• Fragmento seleccionado:
Las anécdotas nos van llevando al exterior del convento. Al pie del caserío Sindika queda en pie una pared alargada: una cancha de rebote, «el padre del tenis». El suelo de la cancha está elevado, como demuestran los contrafuertes junto al río, y aún se aprecian la mesa y el banco de piedra del árbitro. Ahora crece una hierba muy alta y algunas cebollas plantadas por Pedro. También cultiva tomates, lechugas, pimientos, calabazas y vainas entre las ruinas del claustro, entre piedras labradas hace medio milenio, y un limonero, un melocotonero, un nogal, un peral. «Antes tenía hileras de frutales, pero el polvo de la cantera y el humo de los coches me los asfixian».

En la trasera del convento, junto al río, quedan algunos muros cariados, unas ménsulas huérfanas y la traza de unos recintos comidos por las zarzas. Esto debía de ser una galería cubierta, encima estaría el comedor -en la pared del primer piso se ven los huecos donde cocinaban-, aquello era el establo A Pedro le mosquea un poco el almacén, los muros de un metro de grosor. «¿No te parece demasiado muro para guardar simplemente trigo? Hombre, el trigo era un elemento sagrado para los vascos, pero a mí me da que aquí guardarían cosas más valiosas».

• Ejercicios propuestos:
1 – Resume en dos oraciones el texto sobre el convento.
2 – Prosigue el texto sobre el convento a partir de su última oración.
Las filas no intervienen en este ejercicio.

• Datos:
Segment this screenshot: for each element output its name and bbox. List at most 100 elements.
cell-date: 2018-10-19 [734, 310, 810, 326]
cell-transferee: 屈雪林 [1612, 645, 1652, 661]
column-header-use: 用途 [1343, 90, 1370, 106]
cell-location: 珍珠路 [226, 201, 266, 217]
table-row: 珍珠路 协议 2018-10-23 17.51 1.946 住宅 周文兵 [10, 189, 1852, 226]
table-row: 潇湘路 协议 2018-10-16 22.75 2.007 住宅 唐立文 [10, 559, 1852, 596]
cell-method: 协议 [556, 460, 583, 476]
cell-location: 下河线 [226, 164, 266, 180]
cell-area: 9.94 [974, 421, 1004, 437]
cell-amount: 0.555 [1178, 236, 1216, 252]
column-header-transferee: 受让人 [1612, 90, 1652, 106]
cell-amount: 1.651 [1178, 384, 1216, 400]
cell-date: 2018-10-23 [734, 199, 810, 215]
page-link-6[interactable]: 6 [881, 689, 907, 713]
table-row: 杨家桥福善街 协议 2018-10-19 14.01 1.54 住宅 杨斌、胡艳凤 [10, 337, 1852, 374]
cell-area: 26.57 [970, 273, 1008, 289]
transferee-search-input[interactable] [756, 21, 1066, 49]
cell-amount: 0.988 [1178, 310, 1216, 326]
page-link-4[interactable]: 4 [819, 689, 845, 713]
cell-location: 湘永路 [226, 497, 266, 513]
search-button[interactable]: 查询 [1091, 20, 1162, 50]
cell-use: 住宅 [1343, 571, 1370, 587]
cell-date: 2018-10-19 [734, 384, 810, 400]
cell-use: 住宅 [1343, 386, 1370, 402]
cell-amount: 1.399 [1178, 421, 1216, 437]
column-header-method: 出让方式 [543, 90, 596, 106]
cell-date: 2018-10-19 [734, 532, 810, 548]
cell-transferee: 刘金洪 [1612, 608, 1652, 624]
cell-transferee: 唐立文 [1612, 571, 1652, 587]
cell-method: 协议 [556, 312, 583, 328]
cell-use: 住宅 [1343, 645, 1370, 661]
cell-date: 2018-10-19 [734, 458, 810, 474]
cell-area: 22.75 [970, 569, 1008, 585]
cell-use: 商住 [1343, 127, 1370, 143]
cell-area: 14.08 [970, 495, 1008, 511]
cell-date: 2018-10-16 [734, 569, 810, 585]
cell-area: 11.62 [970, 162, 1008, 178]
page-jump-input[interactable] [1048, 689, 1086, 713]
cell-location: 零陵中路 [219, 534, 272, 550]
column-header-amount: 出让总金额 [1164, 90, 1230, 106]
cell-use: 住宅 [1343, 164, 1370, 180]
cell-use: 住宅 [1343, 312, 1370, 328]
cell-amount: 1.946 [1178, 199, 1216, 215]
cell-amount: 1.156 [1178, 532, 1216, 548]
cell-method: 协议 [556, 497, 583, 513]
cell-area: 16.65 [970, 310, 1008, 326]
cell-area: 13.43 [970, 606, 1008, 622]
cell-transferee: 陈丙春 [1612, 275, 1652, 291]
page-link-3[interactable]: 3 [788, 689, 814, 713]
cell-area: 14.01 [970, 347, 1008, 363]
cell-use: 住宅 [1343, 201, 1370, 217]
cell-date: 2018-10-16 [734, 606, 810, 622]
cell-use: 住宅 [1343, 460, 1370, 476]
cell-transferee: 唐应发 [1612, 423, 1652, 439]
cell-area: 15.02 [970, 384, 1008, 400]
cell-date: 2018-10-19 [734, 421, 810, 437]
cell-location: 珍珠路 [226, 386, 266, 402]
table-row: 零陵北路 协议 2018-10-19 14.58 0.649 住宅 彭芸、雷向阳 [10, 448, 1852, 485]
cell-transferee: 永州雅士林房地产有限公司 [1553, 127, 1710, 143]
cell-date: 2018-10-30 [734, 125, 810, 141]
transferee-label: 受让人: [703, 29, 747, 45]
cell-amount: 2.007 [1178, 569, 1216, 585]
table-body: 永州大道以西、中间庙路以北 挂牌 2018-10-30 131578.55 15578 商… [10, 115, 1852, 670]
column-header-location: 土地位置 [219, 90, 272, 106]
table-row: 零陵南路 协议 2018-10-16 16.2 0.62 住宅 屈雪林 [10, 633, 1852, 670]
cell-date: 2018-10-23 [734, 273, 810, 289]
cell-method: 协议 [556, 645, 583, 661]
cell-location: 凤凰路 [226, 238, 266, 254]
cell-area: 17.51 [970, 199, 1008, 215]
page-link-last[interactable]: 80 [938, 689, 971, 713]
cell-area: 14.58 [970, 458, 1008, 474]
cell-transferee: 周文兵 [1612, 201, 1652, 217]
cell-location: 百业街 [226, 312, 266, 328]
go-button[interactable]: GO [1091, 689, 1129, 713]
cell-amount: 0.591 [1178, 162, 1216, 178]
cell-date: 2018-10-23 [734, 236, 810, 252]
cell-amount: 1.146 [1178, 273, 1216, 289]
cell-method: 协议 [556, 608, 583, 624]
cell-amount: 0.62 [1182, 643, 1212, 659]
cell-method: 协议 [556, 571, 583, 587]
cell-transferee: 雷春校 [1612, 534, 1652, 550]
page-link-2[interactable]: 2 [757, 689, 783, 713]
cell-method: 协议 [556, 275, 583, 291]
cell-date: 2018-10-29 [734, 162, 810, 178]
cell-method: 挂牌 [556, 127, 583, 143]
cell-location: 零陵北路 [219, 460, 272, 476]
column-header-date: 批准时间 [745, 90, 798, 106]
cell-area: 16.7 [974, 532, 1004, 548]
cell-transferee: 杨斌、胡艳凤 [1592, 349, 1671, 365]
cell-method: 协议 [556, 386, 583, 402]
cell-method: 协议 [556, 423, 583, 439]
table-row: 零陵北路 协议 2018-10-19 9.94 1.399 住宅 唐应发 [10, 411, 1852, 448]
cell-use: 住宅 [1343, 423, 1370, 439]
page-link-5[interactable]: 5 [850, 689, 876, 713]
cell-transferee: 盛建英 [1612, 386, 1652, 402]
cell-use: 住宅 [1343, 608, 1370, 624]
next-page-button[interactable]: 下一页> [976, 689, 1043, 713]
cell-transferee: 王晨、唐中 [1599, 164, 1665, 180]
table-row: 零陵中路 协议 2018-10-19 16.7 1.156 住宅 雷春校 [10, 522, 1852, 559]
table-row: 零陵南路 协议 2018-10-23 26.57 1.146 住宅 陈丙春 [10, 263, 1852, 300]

• Respuestas:
1 – Al pie del caserío Sindika se conserva una cancha de rebote con la mesa y el banco de piedra del árbitro, y entre las ruinas del claustro Pedro cultiva hortalizas y algunos frutales, aunque el polvo de la cantera y el humo de los coches le han asfixiado las hileras que tenía antes. En la trasera del convento, junto al río, quedan muros, ménsulas y trazas de recintos, y a Pedro le parece que los muros de un metro de grosor del almacén eran demasiado para guardar simplemente trigo.

2 –
En el muro se abren unos huecos que dan al río: por ahí descargaban las mercancías directamente al embarcadero. Y una de las piedras aparece perforada: allí amarrarían las chalanas o quizá atarían un cable que iba hasta la otra orilla y guiaría a algún pequeño transbordador. También existía una lonja, de la que no han aparecido restos porque probablemente estará debajo del convento. Pedro tiene razón, aquí no sólo se almacenaba cereal. En Sasiola descargaban el hierro que venía de Somorrostro para abastecer a las ferrerías de Lastur y del Alto Deba, y luego cargaban los productos ya fabricados: herraduras, aperos, armas. El río era navegable con chalanas hasta Altzola, diez kilómetros tierra adentro, y por allí circulaban el hierro en bruto y sus productos acabados, la lana de Castilla, el cereal o el bacalao que se exportaba a Vitoria y Logroño. Pero la mercancía principal era la lana de Castilla, en su ruta de exportación a Flandes. Con las tasas sobre la lana se pagó parte de la iglesia de Santa María en Deba.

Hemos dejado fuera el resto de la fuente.